Task directions
Find all lines in the records that include the word "document", and copy them out.

Supplied information
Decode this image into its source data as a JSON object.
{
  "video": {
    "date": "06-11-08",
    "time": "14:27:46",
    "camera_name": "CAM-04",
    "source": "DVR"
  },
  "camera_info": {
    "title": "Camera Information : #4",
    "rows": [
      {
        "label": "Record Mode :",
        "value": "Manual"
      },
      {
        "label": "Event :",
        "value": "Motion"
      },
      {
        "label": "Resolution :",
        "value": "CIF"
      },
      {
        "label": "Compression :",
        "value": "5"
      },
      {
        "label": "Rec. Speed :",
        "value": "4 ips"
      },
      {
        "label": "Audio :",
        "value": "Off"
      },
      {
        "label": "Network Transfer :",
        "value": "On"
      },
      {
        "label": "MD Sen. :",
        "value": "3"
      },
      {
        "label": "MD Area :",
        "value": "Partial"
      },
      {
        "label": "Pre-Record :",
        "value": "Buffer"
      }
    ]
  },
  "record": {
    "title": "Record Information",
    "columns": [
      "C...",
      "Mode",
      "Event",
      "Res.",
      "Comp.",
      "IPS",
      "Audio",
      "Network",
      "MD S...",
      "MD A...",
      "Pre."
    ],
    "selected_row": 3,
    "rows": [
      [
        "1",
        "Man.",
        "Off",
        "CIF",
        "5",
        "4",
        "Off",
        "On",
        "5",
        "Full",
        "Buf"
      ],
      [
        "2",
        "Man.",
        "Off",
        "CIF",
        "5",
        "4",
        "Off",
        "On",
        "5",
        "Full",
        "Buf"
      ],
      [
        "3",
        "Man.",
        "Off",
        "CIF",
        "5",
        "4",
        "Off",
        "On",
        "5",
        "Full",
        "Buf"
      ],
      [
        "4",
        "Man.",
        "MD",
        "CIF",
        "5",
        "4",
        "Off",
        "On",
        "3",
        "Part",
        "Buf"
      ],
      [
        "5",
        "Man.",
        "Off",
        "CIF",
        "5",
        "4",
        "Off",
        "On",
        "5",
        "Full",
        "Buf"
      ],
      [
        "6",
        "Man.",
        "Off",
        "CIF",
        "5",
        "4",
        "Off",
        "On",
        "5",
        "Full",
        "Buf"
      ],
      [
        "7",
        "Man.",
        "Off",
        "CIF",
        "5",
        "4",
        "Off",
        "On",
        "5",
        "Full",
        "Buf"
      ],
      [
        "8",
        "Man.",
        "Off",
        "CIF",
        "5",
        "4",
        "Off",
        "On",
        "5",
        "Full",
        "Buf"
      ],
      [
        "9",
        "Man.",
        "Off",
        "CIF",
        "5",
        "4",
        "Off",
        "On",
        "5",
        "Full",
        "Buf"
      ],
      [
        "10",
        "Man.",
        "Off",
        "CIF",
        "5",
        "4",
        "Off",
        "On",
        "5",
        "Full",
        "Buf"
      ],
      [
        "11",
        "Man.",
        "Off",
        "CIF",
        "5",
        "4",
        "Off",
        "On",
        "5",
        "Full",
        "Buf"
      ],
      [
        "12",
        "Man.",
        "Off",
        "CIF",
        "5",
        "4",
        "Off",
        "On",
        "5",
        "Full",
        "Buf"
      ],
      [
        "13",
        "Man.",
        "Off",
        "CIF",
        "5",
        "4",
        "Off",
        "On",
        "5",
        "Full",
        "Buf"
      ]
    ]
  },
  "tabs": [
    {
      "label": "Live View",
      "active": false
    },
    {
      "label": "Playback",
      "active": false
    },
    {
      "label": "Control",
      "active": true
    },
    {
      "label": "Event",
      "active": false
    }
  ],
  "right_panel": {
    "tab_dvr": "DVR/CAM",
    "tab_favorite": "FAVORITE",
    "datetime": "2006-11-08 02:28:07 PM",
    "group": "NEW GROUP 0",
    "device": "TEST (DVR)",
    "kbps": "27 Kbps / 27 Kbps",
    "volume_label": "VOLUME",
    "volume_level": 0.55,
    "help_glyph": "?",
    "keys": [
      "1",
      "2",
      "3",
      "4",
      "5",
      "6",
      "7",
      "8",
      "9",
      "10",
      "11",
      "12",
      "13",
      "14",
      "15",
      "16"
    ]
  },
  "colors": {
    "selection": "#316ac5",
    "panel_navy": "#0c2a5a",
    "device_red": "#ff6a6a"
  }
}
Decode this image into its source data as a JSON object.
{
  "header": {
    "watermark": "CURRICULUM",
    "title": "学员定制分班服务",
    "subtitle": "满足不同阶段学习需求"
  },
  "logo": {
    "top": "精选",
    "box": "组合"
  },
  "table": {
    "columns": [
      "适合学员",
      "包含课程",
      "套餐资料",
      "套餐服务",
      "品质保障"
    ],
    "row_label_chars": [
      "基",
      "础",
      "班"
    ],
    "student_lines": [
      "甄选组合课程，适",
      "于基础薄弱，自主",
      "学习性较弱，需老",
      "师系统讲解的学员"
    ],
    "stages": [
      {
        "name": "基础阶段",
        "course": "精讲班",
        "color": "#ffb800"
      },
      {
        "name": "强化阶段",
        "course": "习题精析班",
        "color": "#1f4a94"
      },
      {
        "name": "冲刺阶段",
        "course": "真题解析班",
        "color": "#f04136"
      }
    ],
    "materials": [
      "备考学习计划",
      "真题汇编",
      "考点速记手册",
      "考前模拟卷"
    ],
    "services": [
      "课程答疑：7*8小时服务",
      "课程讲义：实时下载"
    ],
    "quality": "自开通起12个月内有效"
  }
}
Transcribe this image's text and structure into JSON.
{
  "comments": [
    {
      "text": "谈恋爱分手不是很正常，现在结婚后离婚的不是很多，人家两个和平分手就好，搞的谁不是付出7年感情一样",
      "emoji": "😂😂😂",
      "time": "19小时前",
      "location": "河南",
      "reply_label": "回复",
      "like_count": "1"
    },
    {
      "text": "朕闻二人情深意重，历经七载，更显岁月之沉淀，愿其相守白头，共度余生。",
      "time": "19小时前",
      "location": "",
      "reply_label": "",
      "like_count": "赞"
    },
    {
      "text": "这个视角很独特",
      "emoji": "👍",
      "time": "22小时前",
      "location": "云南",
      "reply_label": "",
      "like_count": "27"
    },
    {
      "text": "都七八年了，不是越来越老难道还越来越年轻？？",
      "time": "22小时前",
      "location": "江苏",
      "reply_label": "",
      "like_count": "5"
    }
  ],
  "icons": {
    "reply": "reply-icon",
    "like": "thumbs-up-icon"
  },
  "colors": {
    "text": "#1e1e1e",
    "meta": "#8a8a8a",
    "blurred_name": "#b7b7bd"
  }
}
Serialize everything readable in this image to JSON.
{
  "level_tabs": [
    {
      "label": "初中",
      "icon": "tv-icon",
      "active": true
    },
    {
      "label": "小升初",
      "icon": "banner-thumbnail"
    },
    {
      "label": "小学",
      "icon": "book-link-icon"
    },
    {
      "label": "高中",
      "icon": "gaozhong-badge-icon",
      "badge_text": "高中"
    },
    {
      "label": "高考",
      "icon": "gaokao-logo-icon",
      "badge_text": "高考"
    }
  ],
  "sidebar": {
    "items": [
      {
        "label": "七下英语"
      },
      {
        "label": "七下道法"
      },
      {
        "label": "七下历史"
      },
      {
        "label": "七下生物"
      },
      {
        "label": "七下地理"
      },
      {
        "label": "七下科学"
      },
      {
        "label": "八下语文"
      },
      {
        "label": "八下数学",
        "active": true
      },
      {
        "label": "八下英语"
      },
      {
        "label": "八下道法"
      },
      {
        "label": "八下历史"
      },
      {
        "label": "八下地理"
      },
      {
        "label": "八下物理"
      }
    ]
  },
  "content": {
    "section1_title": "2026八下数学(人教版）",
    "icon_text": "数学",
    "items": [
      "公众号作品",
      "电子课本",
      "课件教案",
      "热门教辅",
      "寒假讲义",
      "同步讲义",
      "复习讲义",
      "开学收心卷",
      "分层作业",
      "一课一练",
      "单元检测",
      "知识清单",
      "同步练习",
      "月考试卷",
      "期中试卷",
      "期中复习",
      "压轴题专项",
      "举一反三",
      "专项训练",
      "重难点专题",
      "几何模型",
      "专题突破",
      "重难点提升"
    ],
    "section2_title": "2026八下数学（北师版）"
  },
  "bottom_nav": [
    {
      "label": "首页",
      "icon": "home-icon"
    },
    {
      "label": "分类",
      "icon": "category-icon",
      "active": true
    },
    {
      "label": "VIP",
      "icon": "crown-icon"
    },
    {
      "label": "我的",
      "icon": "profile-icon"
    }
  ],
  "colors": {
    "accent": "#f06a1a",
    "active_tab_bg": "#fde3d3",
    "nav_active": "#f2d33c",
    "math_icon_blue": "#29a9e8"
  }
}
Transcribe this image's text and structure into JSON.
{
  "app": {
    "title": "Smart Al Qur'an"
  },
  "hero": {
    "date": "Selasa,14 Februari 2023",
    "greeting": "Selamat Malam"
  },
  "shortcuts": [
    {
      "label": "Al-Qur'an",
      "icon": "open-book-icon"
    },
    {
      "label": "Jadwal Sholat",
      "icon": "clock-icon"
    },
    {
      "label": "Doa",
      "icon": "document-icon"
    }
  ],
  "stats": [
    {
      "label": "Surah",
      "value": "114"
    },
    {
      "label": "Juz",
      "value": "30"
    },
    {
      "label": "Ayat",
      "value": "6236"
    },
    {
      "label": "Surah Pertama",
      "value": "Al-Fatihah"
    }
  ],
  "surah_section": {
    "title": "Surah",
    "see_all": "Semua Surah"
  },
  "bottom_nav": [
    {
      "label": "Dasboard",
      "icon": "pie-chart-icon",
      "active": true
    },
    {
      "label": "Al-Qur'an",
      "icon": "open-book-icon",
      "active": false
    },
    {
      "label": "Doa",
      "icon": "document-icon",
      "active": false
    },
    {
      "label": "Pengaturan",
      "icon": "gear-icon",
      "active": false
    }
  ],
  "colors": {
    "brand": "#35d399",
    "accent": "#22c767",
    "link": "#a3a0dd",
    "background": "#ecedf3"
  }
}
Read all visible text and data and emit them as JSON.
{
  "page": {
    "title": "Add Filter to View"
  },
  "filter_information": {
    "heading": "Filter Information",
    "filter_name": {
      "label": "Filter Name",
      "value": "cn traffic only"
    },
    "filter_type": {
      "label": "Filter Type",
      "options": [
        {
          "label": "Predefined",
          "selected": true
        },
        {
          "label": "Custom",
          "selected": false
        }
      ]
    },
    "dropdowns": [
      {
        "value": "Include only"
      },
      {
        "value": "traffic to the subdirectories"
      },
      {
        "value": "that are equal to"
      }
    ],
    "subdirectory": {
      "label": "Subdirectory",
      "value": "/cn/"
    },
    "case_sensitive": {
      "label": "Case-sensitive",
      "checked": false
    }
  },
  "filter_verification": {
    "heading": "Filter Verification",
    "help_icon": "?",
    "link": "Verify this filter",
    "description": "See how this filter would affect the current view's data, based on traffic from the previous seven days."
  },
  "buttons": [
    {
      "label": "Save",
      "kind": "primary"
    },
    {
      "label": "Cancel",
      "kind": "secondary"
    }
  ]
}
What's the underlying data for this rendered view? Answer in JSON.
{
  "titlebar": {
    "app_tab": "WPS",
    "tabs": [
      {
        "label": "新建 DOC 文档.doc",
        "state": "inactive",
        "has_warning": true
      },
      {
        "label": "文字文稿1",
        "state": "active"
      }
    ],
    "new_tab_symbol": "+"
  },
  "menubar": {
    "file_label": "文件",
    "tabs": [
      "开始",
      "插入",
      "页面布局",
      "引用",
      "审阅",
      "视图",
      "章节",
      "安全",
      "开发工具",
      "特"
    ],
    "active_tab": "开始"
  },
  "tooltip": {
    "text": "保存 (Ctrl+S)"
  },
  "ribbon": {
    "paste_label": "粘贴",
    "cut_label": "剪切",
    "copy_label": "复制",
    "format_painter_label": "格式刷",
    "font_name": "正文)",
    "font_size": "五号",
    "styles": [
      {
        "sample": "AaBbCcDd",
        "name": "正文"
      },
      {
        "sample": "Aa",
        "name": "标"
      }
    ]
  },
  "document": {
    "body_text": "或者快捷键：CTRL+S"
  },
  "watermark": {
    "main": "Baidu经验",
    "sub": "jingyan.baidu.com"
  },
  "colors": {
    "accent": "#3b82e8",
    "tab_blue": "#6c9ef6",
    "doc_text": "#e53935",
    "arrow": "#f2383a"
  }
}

Answer
      "icon": "document-icon"
      "icon": "document-icon",
  "document": {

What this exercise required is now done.